» **Task to carry out**:
Scan the records below for lines with the word "total", then state how many you find and nothing else.

** START **

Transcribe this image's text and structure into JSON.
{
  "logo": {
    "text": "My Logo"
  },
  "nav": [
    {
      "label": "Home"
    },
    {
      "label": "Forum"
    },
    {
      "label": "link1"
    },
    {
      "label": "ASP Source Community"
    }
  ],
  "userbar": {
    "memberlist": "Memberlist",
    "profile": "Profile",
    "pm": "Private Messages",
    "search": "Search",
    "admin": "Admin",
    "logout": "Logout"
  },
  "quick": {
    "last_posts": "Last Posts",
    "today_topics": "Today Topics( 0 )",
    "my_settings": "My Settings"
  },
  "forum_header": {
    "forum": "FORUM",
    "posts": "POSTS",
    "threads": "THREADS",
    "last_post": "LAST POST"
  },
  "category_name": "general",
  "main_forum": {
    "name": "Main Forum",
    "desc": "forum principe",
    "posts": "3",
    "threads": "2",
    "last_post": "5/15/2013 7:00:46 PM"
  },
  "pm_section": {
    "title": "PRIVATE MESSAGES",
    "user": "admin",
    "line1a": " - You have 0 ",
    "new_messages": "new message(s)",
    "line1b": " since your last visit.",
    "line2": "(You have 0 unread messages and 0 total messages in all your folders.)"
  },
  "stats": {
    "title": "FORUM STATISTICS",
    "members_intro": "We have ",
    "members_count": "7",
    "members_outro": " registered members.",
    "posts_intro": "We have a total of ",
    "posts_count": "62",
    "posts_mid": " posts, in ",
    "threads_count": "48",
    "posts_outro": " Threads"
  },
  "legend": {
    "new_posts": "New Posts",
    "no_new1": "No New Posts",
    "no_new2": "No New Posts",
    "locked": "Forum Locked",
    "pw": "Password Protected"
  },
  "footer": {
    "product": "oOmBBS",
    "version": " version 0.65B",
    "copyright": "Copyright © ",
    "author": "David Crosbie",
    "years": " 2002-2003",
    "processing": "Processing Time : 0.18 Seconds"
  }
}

** END **
** START **

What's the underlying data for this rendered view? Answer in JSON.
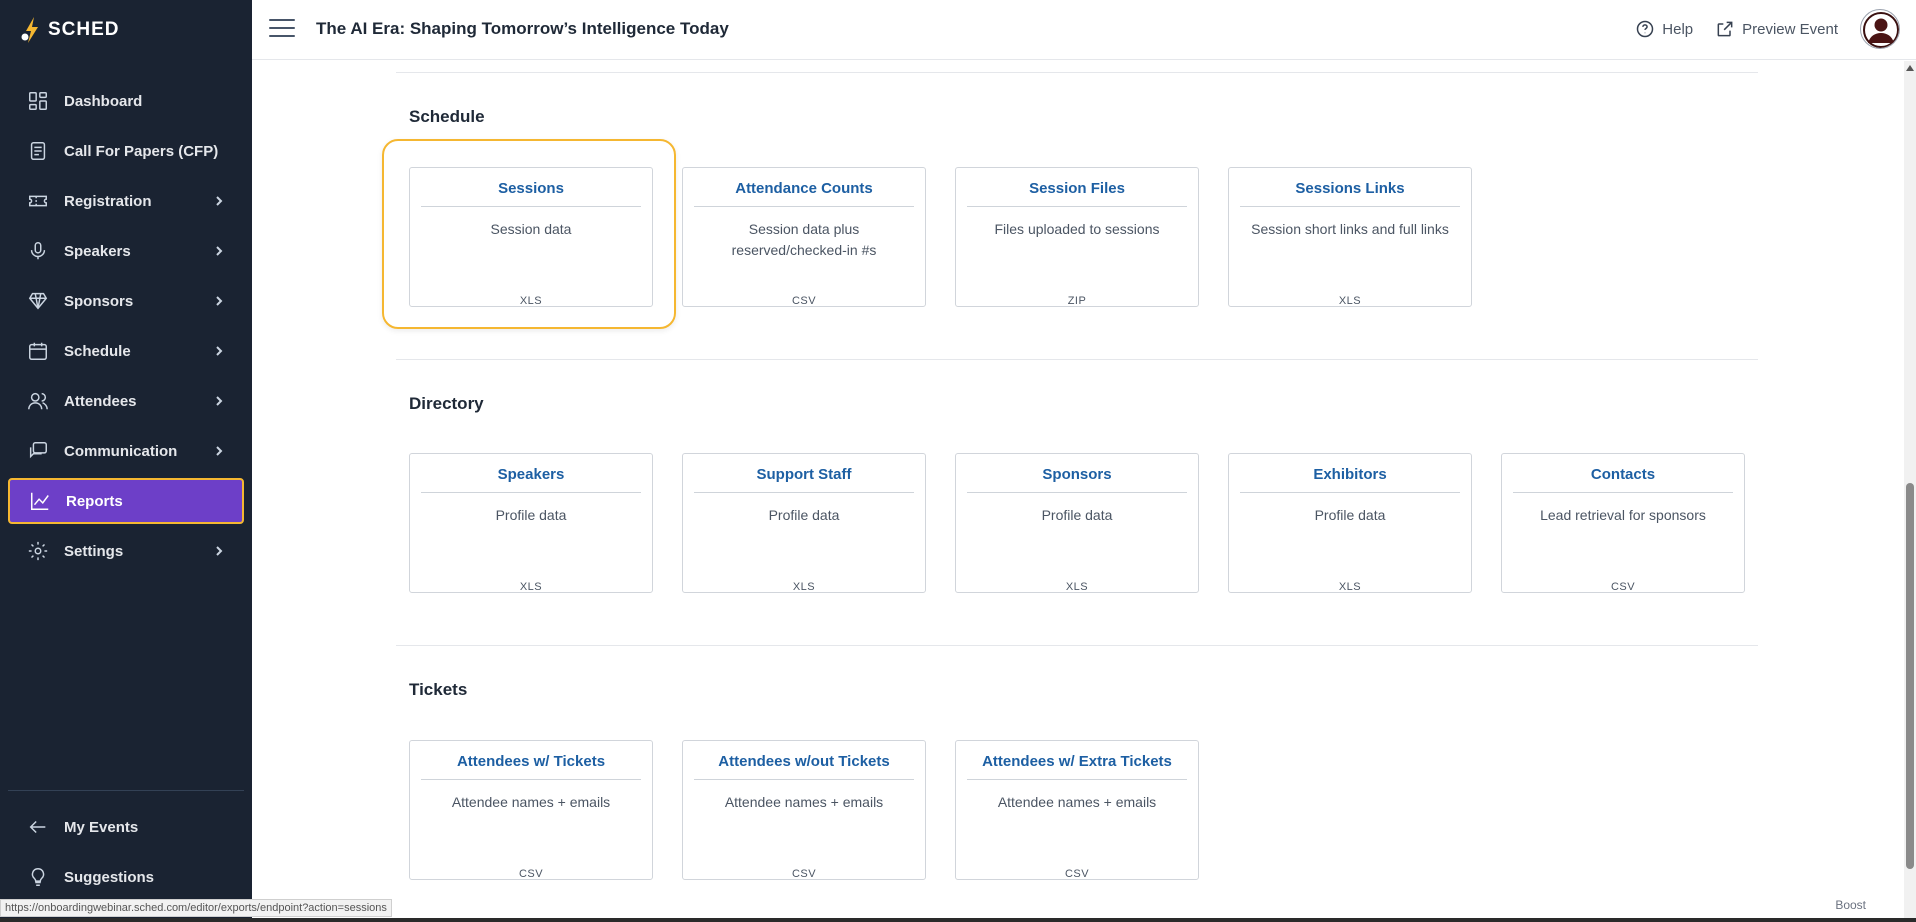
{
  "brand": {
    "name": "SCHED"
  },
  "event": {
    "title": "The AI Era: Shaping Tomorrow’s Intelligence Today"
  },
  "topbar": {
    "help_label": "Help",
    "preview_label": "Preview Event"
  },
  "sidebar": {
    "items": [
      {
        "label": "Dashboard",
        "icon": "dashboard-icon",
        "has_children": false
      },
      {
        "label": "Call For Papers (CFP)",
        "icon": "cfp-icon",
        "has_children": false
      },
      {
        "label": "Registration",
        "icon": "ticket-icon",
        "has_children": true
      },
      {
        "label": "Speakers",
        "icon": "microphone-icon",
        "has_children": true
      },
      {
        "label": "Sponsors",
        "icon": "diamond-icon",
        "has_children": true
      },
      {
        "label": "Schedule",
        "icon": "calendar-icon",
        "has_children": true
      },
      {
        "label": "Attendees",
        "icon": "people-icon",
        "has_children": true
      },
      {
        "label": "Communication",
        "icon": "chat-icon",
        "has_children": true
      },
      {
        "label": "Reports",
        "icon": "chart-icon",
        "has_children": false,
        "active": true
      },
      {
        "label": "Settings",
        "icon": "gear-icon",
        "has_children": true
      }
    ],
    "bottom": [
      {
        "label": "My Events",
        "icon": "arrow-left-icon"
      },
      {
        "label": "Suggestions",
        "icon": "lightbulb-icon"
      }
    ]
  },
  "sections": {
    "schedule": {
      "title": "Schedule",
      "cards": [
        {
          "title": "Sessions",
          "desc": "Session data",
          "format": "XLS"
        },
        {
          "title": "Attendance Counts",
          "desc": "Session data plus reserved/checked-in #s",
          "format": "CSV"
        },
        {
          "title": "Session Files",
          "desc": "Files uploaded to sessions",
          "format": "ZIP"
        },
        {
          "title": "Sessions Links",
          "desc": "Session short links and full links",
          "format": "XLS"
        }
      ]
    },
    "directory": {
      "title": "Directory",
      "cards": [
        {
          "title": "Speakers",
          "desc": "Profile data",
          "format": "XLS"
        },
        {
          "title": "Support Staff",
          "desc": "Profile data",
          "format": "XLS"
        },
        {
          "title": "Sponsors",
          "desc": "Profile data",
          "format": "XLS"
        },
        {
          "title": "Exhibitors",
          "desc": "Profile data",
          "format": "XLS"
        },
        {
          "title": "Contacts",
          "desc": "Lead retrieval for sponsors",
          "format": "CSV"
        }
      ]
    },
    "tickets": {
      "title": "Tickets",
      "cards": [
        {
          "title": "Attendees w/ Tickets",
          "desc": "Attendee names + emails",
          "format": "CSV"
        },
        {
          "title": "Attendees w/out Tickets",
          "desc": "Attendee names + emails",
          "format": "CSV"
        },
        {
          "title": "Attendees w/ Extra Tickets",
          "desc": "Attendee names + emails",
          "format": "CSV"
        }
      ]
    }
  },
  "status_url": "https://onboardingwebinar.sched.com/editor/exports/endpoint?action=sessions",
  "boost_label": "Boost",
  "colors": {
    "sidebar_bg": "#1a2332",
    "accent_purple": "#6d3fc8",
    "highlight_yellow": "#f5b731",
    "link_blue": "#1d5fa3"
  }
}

** END **
** START **

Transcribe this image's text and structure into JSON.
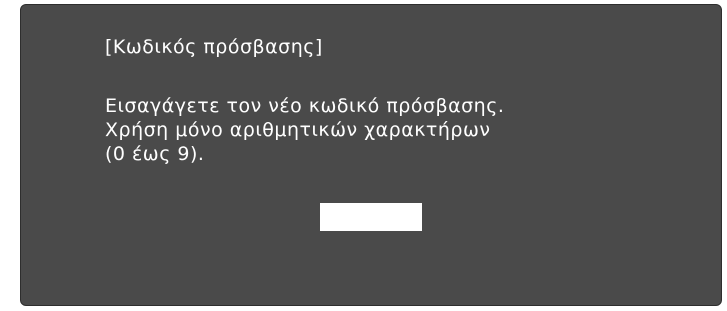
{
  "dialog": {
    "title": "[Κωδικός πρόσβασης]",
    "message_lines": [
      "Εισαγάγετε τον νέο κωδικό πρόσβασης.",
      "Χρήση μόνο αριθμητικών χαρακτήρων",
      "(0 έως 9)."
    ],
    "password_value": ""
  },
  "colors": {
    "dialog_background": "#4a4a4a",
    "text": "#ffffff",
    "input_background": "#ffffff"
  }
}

** END **

» **Task solution**:
2